Say how many lines of these entries include the word "symbol", and answer with the number alone.

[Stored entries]
╔══

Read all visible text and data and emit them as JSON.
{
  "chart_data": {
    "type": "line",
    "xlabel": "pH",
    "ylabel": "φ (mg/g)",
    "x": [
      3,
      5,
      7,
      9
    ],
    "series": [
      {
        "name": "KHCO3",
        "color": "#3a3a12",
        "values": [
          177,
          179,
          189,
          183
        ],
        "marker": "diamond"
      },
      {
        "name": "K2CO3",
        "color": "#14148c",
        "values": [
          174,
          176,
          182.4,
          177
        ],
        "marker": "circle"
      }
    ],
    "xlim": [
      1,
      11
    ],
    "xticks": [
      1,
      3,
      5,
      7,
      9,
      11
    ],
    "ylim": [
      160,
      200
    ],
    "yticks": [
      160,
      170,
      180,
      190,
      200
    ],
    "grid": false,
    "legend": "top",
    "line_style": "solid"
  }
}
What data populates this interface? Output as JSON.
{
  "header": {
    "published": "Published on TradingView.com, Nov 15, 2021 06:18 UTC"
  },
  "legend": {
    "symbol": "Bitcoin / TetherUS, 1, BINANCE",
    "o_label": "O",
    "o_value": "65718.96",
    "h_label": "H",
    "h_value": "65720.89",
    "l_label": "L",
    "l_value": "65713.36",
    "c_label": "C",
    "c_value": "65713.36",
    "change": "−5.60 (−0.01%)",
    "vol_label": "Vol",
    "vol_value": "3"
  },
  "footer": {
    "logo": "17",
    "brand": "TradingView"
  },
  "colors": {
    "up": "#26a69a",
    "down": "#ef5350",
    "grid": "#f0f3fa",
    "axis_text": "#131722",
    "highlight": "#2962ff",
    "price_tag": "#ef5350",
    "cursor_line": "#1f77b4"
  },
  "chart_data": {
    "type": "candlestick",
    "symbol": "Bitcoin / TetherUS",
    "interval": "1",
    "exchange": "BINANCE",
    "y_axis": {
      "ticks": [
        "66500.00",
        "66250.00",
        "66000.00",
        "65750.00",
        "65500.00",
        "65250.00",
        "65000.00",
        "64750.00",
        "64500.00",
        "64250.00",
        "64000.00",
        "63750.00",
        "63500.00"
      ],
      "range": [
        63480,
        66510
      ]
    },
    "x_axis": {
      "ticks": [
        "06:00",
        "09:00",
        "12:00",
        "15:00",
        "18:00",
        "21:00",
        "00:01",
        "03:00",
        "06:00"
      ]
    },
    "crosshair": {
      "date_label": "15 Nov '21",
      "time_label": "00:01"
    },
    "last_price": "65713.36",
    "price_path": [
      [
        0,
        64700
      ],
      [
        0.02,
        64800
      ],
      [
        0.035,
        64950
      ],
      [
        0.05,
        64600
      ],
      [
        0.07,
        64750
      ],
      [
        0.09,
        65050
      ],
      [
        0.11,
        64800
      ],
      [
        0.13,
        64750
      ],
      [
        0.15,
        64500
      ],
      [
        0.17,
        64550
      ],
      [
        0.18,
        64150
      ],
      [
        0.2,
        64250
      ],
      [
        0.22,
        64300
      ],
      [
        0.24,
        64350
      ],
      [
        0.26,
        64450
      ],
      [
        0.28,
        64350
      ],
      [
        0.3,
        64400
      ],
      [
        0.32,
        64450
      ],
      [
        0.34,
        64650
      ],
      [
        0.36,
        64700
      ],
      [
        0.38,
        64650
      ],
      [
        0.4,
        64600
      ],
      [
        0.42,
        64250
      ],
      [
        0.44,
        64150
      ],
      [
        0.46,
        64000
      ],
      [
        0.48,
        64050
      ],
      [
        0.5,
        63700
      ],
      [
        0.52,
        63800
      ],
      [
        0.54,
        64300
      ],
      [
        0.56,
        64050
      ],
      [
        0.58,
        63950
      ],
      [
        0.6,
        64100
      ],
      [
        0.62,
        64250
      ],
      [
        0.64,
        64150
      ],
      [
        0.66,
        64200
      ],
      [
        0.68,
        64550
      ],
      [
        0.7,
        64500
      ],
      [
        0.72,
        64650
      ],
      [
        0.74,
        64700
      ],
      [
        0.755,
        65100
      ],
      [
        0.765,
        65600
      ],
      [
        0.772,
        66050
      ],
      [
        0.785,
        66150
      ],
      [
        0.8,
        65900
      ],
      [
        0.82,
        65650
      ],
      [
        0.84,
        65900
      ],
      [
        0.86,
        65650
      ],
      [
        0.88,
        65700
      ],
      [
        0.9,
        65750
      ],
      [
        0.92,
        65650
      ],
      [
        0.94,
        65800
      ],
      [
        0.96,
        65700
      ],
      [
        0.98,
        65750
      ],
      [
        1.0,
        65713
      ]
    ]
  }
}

╚══

| Worked solution |
2